Task details →
Repeat every record below exactly, omitting any pictures.

Material →
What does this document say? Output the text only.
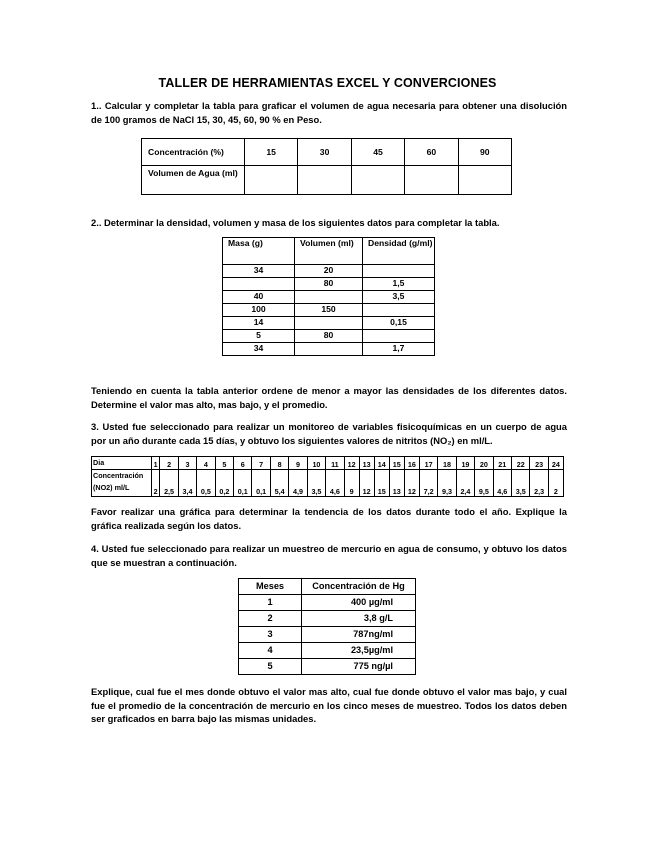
TALLER DE HERRAMIENTAS EXCEL Y CONVERCIONES
1.. Calcular y completar la tabla para graficar el volumen de agua necesaria para obtener una disolución de 100 gramos de NaCl 15, 30, 45, 60, 90 % en Peso.
Concentración (%)	15	30	45	60	90
Volumen de Agua (ml)					
2.. Determinar la densidad, volumen y masa de los siguientes datos para completar la tabla.
Masa (g)	Volumen (ml)	Densidad (g/ml)
34	20	
	80	1,5
40		3,5
100	150	
14		0,15
5	80	
34		1,7
Teniendo en cuenta la tabla anterior ordene de menor a mayor las densidades de los diferentes datos. Determine el valor mas alto, mas bajo, y el promedio.
3. Usted fue seleccionado para realizar un monitoreo de variables fisicoquímicas en un cuerpo de agua por un año durante cada 15 días, y obtuvo los siguientes valores de nitritos (NO₂) en ml/L.
Dia	1	2	3	4	5	6	7	8	9	10	11	12	13	14	15	16	17	18	19	20	21	22	23	24
Concentración (NO2) ml/L	2	2,5	3,4	0,5	0,2	0,1	0,1	5,4	4,9	3,5	4,6	9	12	15	13	12	7,2	9,3	2,4	9,5	4,6	3,5	2,3	2
Favor realizar una gráfica para determinar la tendencia de los datos durante todo el año. Explique la gráfica realizada según los datos.
4. Usted fue seleccionado para realizar un muestreo de mercurio en agua de consumo, y obtuvo los datos que se muestran a continuación.
Meses	Concentración de Hg
1	400 µg/ml
2	3,8 g/L
3	787ng/ml
4	23,5µg/ml
5	775 ng/µl
Explique, cual fue el mes donde obtuvo el valor mas alto, cual fue donde obtuvo el valor mas bajo, y cual fue el promedio de la concentración de mercurio en los cinco meses de muestreo. Todos los datos deben ser graficados en barra bajo las mismas unidades.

Task output →
What does this document say? Output the text only.
TALLER DE HERRAMIENTAS EXCEL Y CONVERCIONES
1.. Calcular y completar la tabla para graficar el volumen de agua necesaria para obtener una disolución de 100 gramos de NaCl 15, 30, 45, 60, 90 % en Peso.
Concentración (%)	15	30	45	60	90
Volumen de Agua (ml)					
2.. Determinar la densidad, volumen y masa de los siguientes datos para completar la tabla.
Masa (g)	Volumen (ml)	Densidad (g/ml)
34	20	
	80	1,5
40		3,5
100	150	
14		0,15
5	80	
34		1,7
Teniendo en cuenta la tabla anterior ordene de menor a mayor las densidades de los diferentes datos. Determine el valor mas alto, mas bajo, y el promedio.
3. Usted fue seleccionado para realizar un monitoreo de variables fisicoquímicas en un cuerpo de agua por un año durante cada 15 días, y obtuvo los siguientes valores de nitritos (NO₂) en ml/L.
Dia	1	2	3	4	5	6	7	8	9	10	11	12	13	14	15	16	17	18	19	20	21	22	23	24
Concentración (NO2) ml/L	2	2,5	3,4	0,5	0,2	0,1	0,1	5,4	4,9	3,5	4,6	9	12	15	13	12	7,2	9,3	2,4	9,5	4,6	3,5	2,3	2
Favor realizar una gráfica para determinar la tendencia de los datos durante todo el año. Explique la gráfica realizada según los datos.
4. Usted fue seleccionado para realizar un muestreo de mercurio en agua de consumo, y obtuvo los datos que se muestran a continuación.
Meses	Concentración de Hg
1	400 µg/ml
2	3,8 g/L
3	787ng/ml
4	23,5µg/ml
5	775 ng/µl
Explique, cual fue el mes donde obtuvo el valor mas alto, cual fue donde obtuvo el valor mas bajo, y cual fue el promedio de la concentración de mercurio en los cinco meses de muestreo. Todos los datos deben ser graficados en barra bajo las mismas unidades.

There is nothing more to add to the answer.